Put the lines of the items below, starting at the line that contains "chart-title: ข้อมูลล่าสุด19/06/2017 12:41:16" and ending at the line that contains "y-tick-label: 1,580 — [66, 262, 100, 276]", into a JSON list of strings with one string per line and blank lines left out. Include both end lines and no others.

__INPUT MATERIAL__:
>> Start
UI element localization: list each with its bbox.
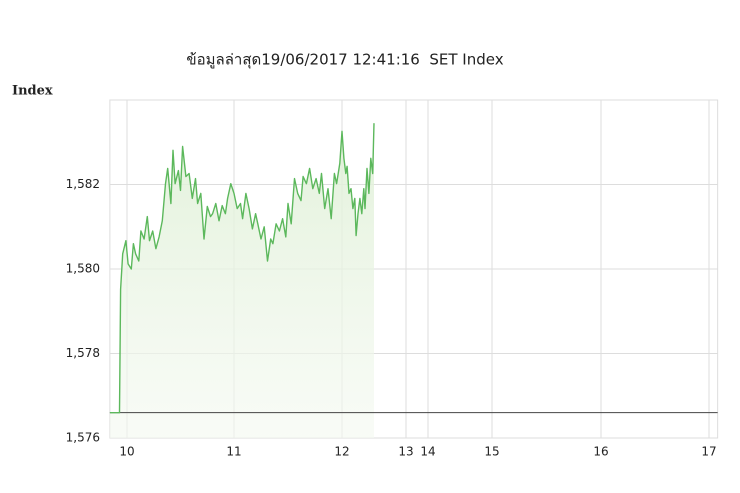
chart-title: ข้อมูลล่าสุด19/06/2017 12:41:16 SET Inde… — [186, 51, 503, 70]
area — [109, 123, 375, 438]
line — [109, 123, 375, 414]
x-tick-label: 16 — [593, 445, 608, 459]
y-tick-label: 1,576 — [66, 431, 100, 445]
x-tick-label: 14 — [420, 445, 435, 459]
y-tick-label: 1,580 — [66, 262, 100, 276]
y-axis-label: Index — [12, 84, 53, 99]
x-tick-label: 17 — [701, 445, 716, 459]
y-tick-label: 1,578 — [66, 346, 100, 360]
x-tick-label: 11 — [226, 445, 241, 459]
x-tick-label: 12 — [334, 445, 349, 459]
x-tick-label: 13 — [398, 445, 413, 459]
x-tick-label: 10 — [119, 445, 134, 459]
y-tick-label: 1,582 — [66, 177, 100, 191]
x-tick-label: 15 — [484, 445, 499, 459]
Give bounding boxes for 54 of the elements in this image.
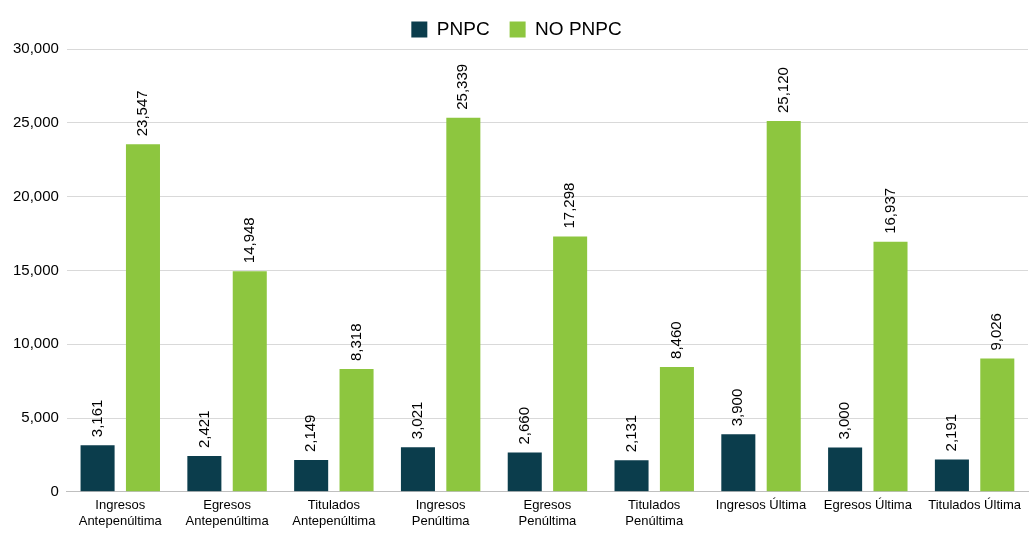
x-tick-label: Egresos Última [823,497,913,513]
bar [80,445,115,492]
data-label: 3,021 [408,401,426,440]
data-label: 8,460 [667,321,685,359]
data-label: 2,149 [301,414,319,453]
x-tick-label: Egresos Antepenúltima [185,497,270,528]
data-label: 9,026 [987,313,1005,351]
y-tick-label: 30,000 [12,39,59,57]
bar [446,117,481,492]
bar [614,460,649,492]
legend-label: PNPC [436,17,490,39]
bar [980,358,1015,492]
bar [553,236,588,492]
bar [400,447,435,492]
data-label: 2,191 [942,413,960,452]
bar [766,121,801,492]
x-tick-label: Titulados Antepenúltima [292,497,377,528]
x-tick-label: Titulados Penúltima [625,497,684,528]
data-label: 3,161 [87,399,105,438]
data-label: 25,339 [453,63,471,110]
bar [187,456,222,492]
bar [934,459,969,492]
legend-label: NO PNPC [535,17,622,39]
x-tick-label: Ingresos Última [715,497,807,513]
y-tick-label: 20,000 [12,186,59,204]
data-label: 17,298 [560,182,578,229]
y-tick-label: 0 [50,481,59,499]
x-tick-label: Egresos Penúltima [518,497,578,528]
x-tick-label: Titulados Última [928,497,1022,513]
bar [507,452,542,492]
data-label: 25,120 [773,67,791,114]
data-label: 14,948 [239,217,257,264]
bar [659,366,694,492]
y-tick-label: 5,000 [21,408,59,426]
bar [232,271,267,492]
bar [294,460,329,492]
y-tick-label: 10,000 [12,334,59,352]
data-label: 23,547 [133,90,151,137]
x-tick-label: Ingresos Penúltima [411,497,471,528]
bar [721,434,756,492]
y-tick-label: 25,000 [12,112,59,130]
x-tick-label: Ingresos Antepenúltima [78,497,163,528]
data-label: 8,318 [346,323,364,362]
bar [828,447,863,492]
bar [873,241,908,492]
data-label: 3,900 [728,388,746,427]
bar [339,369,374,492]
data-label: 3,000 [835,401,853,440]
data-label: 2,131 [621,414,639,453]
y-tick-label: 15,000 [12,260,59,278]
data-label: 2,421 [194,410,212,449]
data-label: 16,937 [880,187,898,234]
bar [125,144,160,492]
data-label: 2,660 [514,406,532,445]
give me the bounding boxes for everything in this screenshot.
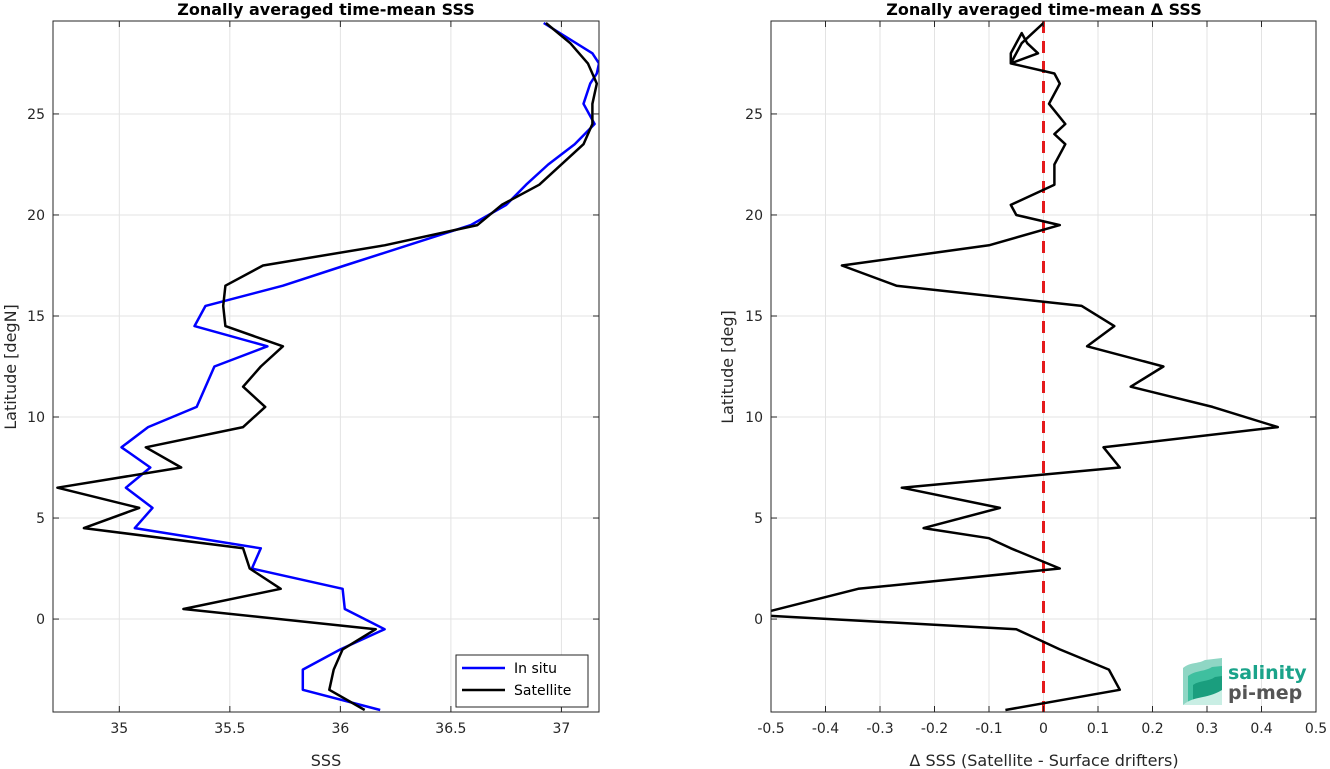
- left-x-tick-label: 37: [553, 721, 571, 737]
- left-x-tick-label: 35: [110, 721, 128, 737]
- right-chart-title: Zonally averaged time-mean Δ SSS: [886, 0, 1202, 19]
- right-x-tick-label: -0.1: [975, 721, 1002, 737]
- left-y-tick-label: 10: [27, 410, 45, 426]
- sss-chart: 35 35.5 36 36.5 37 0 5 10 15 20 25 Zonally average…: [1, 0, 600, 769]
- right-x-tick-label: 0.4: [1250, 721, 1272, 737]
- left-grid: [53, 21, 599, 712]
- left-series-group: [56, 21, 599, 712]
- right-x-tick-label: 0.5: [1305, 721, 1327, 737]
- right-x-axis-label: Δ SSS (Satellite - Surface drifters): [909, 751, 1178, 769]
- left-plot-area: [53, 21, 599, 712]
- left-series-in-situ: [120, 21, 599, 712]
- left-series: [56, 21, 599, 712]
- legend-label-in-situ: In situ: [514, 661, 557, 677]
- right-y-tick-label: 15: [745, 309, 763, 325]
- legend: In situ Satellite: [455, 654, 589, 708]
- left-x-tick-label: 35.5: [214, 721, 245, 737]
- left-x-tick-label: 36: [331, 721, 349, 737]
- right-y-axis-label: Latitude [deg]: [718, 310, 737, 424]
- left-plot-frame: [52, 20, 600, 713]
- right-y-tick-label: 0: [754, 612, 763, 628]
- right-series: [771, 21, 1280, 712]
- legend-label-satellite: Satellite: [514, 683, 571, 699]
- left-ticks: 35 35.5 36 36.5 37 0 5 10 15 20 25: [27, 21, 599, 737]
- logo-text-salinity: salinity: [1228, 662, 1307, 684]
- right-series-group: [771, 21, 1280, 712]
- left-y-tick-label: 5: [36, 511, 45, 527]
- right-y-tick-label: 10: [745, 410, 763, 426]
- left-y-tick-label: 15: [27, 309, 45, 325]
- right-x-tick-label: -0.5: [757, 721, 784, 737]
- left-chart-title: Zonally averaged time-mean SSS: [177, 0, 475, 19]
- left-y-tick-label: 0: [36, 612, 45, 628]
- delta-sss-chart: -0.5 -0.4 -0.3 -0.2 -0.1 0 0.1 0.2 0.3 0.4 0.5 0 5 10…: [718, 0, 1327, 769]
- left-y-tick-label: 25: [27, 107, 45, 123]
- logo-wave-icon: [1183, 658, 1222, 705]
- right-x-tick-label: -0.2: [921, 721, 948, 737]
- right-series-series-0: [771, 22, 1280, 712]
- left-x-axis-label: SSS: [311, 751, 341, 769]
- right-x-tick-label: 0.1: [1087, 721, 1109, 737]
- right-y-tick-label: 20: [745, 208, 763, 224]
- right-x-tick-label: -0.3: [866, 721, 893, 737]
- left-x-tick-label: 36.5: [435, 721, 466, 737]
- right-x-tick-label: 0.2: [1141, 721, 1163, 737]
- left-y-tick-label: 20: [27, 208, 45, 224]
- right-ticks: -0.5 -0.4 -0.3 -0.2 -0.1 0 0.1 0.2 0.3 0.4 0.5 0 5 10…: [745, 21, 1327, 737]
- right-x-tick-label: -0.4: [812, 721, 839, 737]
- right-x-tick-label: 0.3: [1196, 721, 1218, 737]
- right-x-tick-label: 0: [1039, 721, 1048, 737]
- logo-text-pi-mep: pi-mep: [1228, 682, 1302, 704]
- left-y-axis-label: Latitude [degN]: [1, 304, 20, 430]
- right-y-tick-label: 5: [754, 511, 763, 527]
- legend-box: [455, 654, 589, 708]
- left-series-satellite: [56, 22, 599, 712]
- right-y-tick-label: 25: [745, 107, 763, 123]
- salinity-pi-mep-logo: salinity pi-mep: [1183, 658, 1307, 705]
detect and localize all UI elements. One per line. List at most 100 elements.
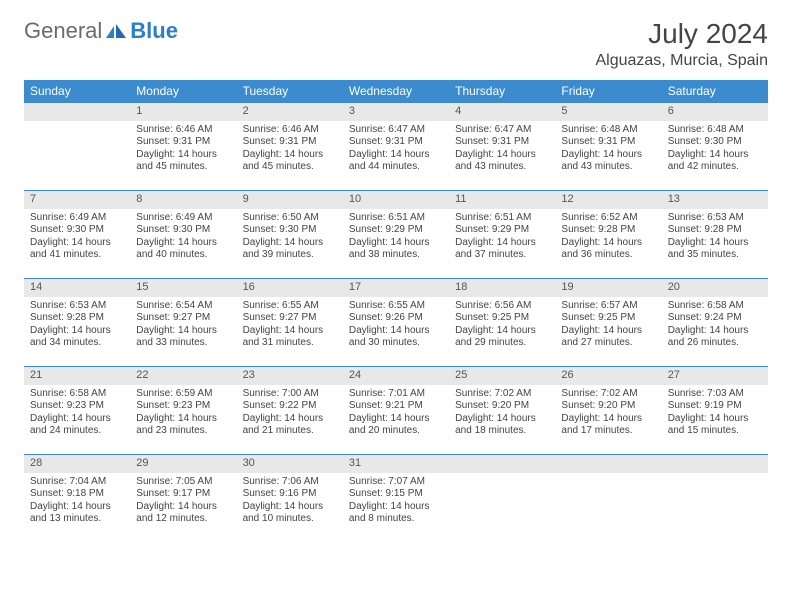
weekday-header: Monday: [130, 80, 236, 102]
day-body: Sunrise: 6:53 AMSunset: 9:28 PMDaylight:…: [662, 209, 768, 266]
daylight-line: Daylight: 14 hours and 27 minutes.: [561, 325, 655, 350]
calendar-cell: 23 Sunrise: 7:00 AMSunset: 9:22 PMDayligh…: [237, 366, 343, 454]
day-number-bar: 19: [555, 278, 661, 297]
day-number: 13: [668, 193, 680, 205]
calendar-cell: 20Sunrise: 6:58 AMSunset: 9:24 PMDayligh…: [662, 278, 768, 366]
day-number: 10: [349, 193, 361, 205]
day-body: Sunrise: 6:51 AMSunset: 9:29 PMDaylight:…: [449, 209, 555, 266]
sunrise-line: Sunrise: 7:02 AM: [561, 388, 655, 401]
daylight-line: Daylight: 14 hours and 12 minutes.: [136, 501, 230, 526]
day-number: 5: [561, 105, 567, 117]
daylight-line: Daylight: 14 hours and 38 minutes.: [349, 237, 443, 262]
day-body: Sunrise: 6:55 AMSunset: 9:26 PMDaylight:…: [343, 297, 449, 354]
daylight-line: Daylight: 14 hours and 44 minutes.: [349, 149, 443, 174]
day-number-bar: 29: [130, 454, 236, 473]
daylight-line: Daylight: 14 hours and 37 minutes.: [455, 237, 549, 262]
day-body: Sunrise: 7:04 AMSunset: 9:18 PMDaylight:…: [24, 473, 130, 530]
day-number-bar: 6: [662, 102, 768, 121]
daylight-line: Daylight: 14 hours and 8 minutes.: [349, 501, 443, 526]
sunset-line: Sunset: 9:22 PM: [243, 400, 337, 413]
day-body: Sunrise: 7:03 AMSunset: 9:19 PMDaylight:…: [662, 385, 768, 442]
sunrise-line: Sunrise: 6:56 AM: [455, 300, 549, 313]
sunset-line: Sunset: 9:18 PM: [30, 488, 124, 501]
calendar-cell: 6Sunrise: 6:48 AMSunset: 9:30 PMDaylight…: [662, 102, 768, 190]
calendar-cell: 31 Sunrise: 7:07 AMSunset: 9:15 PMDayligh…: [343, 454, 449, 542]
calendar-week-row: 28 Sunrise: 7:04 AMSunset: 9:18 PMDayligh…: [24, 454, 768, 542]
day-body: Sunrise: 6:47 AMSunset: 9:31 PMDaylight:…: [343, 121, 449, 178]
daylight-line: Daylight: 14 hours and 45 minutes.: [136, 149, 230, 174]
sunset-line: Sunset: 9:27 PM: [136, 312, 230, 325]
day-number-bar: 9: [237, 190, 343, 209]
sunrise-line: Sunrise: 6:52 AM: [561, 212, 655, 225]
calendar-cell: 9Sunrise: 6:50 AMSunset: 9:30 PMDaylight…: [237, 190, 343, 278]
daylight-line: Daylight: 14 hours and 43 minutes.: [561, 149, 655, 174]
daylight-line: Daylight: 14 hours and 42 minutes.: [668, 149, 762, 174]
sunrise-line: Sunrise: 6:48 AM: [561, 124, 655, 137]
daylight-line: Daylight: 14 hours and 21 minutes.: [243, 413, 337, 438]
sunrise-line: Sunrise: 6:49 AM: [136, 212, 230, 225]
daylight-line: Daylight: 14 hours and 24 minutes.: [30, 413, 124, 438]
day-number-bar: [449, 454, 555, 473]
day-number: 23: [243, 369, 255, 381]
>> End
__SOLUTION__:
[
  "chart-title: ข้อมูลล่าสุด19/06/2017 12:41:16 SET Inde… — [186, 51, 503, 70]",
  "area — [109, 123, 375, 438]",
  "line — [109, 123, 375, 414]",
  "x-tick-label: 16 — [593, 445, 608, 459]",
  "y-tick-label: 1,576 — [66, 431, 100, 445]",
  "x-tick-label: 14 — [420, 445, 435, 459]",
  "y-tick-label: 1,580 — [66, 262, 100, 276]"
]